Records from a collection of figures:
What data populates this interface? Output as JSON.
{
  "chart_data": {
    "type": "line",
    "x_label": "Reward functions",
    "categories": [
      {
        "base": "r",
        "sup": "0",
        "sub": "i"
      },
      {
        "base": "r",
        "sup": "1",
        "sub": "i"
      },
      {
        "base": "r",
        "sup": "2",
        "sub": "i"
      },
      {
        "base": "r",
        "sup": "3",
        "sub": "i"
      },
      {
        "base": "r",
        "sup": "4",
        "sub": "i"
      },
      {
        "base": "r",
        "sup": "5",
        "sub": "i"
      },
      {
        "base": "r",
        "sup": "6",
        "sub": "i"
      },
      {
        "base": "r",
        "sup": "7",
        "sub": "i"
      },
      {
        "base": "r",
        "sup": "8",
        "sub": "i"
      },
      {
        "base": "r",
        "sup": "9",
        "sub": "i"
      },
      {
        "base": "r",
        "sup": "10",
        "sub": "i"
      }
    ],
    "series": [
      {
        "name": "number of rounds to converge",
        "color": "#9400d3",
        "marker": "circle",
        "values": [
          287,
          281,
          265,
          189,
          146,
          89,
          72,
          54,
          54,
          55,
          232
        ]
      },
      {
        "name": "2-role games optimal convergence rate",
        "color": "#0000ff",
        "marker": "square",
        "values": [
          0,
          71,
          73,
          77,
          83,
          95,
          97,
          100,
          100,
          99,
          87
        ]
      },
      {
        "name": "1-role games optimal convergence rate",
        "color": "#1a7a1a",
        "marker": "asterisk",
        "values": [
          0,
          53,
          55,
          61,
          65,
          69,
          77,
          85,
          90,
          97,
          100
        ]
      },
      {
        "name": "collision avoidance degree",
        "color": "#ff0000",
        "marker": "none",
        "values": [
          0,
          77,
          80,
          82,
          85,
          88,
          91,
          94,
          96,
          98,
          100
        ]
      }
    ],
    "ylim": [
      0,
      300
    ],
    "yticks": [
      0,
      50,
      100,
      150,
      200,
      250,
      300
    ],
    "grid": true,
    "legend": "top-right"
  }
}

**SHORT EXERCISE:** Set down the listing in full, keeping every word exactly as it is.

**SOLUTION TO THIS PROBLEM:**
What data populates this interface? Output as JSON.
{
  "chart_data": {
    "type": "line",
    "x_label": "Reward functions",
    "categories": [
      {
        "base": "r",
        "sup": "0",
        "sub": "i"
      },
      {
        "base": "r",
        "sup": "1",
        "sub": "i"
      },
      {
        "base": "r",
        "sup": "2",
        "sub": "i"
      },
      {
        "base": "r",
        "sup": "3",
        "sub": "i"
      },
      {
        "base": "r",
        "sup": "4",
        "sub": "i"
      },
      {
        "base": "r",
        "sup": "5",
        "sub": "i"
      },
      {
        "base": "r",
        "sup": "6",
        "sub": "i"
      },
      {
        "base": "r",
        "sup": "7",
        "sub": "i"
      },
      {
        "base": "r",
        "sup": "8",
        "sub": "i"
      },
      {
        "base": "r",
        "sup": "9",
        "sub": "i"
      },
      {
        "base": "r",
        "sup": "10",
        "sub": "i"
      }
    ],
    "series": [
      {
        "name": "number of rounds to converge",
        "color": "#9400d3",
        "marker": "circle",
        "values": [
          287,
          281,
          265,
          189,
          146,
          89,
          72,
          54,
          54,
          55,
          232
        ]
      },
      {
        "name": "2-role games optimal convergence rate",
        "color": "#0000ff",
        "marker": "square",
        "values": [
          0,
          71,
          73,
          77,
          83,
          95,
          97,
          100,
          100,
          99,
          87
        ]
      },
      {
        "name": "1-role games optimal convergence rate",
        "color": "#1a7a1a",
        "marker": "asterisk",
        "values": [
          0,
          53,
          55,
          61,
          65,
          69,
          77,
          85,
          90,
          97,
          100
        ]
      },
      {
        "name": "collision avoidance degree",
        "color": "#ff0000",
        "marker": "none",
        "values": [
          0,
          77,
          80,
          82,
          85,
          88,
          91,
          94,
          96,
          98,
          100
        ]
      }
    ],
    "ylim": [
      0,
      300
    ],
    "yticks": [
      0,
      50,
      100,
      150,
      200,
      250,
      300
    ],
    "grid": true,
    "legend": "top-right"
  }
}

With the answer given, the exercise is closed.